[Exercise]
The data must be written out once more, precisely as given.

- - -

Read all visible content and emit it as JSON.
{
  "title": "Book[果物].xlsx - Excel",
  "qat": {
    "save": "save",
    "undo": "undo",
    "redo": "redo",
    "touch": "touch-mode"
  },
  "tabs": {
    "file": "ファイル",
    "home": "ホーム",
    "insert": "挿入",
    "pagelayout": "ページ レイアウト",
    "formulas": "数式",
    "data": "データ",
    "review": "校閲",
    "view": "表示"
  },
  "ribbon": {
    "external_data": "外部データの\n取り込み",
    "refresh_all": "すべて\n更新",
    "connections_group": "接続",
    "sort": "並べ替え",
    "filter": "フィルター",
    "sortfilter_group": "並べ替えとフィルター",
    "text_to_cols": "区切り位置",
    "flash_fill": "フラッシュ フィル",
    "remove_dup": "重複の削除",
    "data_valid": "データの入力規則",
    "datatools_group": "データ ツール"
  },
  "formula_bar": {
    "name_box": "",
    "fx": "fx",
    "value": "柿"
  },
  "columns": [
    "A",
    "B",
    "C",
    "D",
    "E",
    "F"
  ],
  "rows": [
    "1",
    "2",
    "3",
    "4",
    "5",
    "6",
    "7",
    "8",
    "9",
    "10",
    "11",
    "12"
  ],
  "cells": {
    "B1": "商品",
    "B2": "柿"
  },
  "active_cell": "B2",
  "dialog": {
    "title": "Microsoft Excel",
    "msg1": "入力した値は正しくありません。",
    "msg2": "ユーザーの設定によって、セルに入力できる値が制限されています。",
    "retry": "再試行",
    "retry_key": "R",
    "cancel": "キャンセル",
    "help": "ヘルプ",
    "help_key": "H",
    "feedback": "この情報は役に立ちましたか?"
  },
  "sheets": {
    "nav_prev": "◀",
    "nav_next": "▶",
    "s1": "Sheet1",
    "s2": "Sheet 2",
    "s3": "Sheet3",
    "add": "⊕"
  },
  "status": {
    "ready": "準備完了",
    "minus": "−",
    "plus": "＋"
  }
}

- - -

[Written response]
Read all visible content and emit it as JSON.
{
  "title": "Book[果物].xlsx - Excel",
  "qat": {
    "save": "save",
    "undo": "undo",
    "redo": "redo",
    "touch": "touch-mode"
  },
  "tabs": {
    "file": "ファイル",
    "home": "ホーム",
    "insert": "挿入",
    "pagelayout": "ページ レイアウト",
    "formulas": "数式",
    "data": "データ",
    "review": "校閲",
    "view": "表示"
  },
  "ribbon": {
    "external_data": "外部データの\n取り込み",
    "refresh_all": "すべて\n更新",
    "connections_group": "接続",
    "sort": "並べ替え",
    "filter": "フィルター",
    "sortfilter_group": "並べ替えとフィルター",
    "text_to_cols": "区切り位置",
    "flash_fill": "フラッシュ フィル",
    "remove_dup": "重複の削除",
    "data_valid": "データの入力規則",
    "datatools_group": "データ ツール"
  },
  "formula_bar": {
    "name_box": "",
    "fx": "fx",
    "value": "柿"
  },
  "columns": [
    "A",
    "B",
    "C",
    "D",
    "E",
    "F"
  ],
  "rows": [
    "1",
    "2",
    "3",
    "4",
    "5",
    "6",
    "7",
    "8",
    "9",
    "10",
    "11",
    "12"
  ],
  "cells": {
    "B1": "商品",
    "B2": "柿"
  },
  "active_cell": "B2",
  "dialog": {
    "title": "Microsoft Excel",
    "msg1": "入力した値は正しくありません。",
    "msg2": "ユーザーの設定によって、セルに入力できる値が制限されています。",
    "retry": "再試行",
    "retry_key": "R",
    "cancel": "キャンセル",
    "help": "ヘルプ",
    "help_key": "H",
    "feedback": "この情報は役に立ちましたか?"
  },
  "sheets": {
    "nav_prev": "◀",
    "nav_next": "▶",
    "s1": "Sheet1",
    "s2": "Sheet 2",
    "s3": "Sheet3",
    "add": "⊕"
  },
  "status": {
    "ready": "準備完了",
    "minus": "−",
    "plus": "＋"
  }
}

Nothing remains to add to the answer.